— begin —

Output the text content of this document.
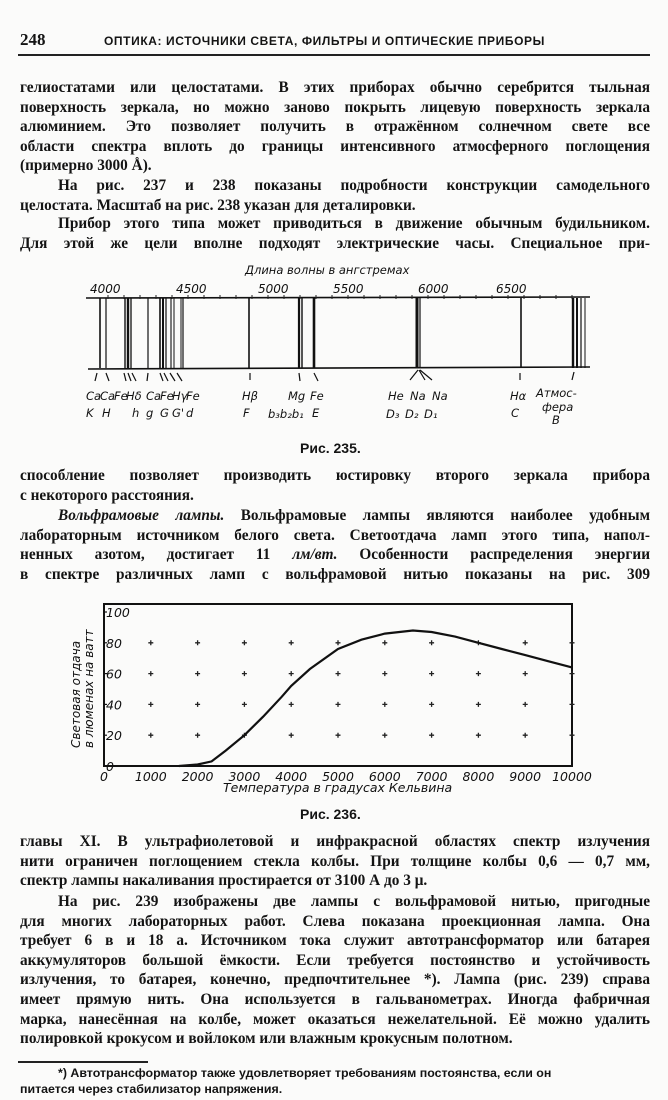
248	ОПТИКА: ИСТОЧНИКИ СВЕТА, ФИЛЬТРЫ И ОПТИЧЕСКИЕ ПРИБОРЫ
гелиостатами или целостатами. В этих приборах обычно серебрится тыльная
поверхность зеркала, но можно заново покрыть лицевую поверхность зеркала
алюминием. Это позволяет получить в отражённом солнечном свете все
области спектра вплоть до границы интенсивного атмосферного поглощения
(примерно 3000 Å).
На рис. 237 и 238 показаны подробности конструкции самодельного
целостата. Масштаб на рис. 238 указан для деталировки.
Прибор этого типа может приводиться в движение обычным будильником.
Для этой же цели вполне подходят электрические часы. Специальное при-
Длина волны в ангстремах
4000	4500	5000	5500	6000	6500
Ca
Ca
Fe
Hδ Ca
Fe
Hγ
Fe	Hβ	Mg Fe	He Na Na	Hα Атмос-
фера
K H h g G G' d	F b₃b₂b₁ E	D₃ D₂ D₁	C	B
Рис. 235.
способление позволяет производить юстировку второго зеркала прибора
с некоторого расстояния.
Вольфрамовые лампы. Вольфрамовые лампы являются наиболее удобным
лабораторным источником белого света. Светоотдача ламп этого типа, напол-
ненных азотом, достигает 11 лм/вт. Особенности распределения энергии
в спектре различных ламп с вольфрамовой нитью показаны на рис. 309
0
20
40
60
80
100
0 1000 2000 3000 4000 5000 6000 7000 8000 9000 10000
Температура в градусах Кельвина
Световая отдача в люменах на ватт
Рис. 236.
главы XI. В ультрафиолетовой и инфракрасной областях спектр излучения
нити ограничен поглощением стекла колбы. При толщине колбы 0,6 — 0,7 мм,
спектр лампы накаливания простирается от 3100 А до 3 μ.
На рис. 239 изображены две лампы с вольфрамовой нитью, пригодные
для многих лабораторных работ. Слева показана проекционная лампа. Она
требует 6 в и 18 а. Источником тока служит автотрансформатор или батарея
аккумуляторов большой ёмкости. Если требуется постоянство и устойчивость
излучения, то батарея, конечно, предпочтительнее *). Лампа (рис. 239) справа
имеет прямую нить. Она используется в гальванометрах. Иногда фабричная
марка, нанесённая на колбе, может оказаться нежелательной. Её можно удалить
полировкой крокусом и войлоком или влажным крокусным полотном.
*) Автотрансформатор также удовлетворяет требованиям постоянства, если он
питается через стабилизатор напряжения.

— end —

What to work on: Copy the listing word for word, excluding its pictures.

The answer:
Output the text content of this document.
248	ОПТИКА: ИСТОЧНИКИ СВЕТА, ФИЛЬТРЫ И ОПТИЧЕСКИЕ ПРИБОРЫ
гелиостатами или целостатами. В этих приборах обычно серебрится тыльная
поверхность зеркала, но можно заново покрыть лицевую поверхность зеркала
алюминием. Это позволяет получить в отражённом солнечном свете все
области спектра вплоть до границы интенсивного атмосферного поглощения
(примерно 3000 Å).
На рис. 237 и 238 показаны подробности конструкции самодельного
целостата. Масштаб на рис. 238 указан для деталировки.
Прибор этого типа может приводиться в движение обычным будильником.
Для этой же цели вполне подходят электрические часы. Специальное при-
Длина волны в ангстремах
4000	4500	5000	5500	6000	6500
Ca
Ca
Fe
Hδ Ca
Fe
Hγ
Fe	Hβ	Mg Fe	He Na Na	Hα Атмос-
фера
K H h g G G' d	F b₃b₂b₁ E	D₃ D₂ D₁	C	B
Рис. 235.
способление позволяет производить юстировку второго зеркала прибора
с некоторого расстояния.
Вольфрамовые лампы. Вольфрамовые лампы являются наиболее удобным
лабораторным источником белого света. Светоотдача ламп этого типа, напол-
ненных азотом, достигает 11 лм/вт. Особенности распределения энергии
в спектре различных ламп с вольфрамовой нитью показаны на рис. 309
0
20
40
60
80
100
0 1000 2000 3000 4000 5000 6000 7000 8000 9000 10000
Температура в градусах Кельвина
Световая отдача в люменах на ватт
Рис. 236.
главы XI. В ультрафиолетовой и инфракрасной областях спектр излучения
нити ограничен поглощением стекла колбы. При толщине колбы 0,6 — 0,7 мм,
спектр лампы накаливания простирается от 3100 А до 3 μ.
На рис. 239 изображены две лампы с вольфрамовой нитью, пригодные
для многих лабораторных работ. Слева показана проекционная лампа. Она
требует 6 в и 18 а. Источником тока служит автотрансформатор или батарея
аккумуляторов большой ёмкости. Если требуется постоянство и устойчивость
излучения, то батарея, конечно, предпочтительнее *). Лампа (рис. 239) справа
имеет прямую нить. Она используется в гальванометрах. Иногда фабричная
марка, нанесённая на колбе, может оказаться нежелательной. Её можно удалить
полировкой крокусом и войлоком или влажным крокусным полотном.
*) Автотрансформатор также удовлетворяет требованиям постоянства, если он
питается через стабилизатор напряжения.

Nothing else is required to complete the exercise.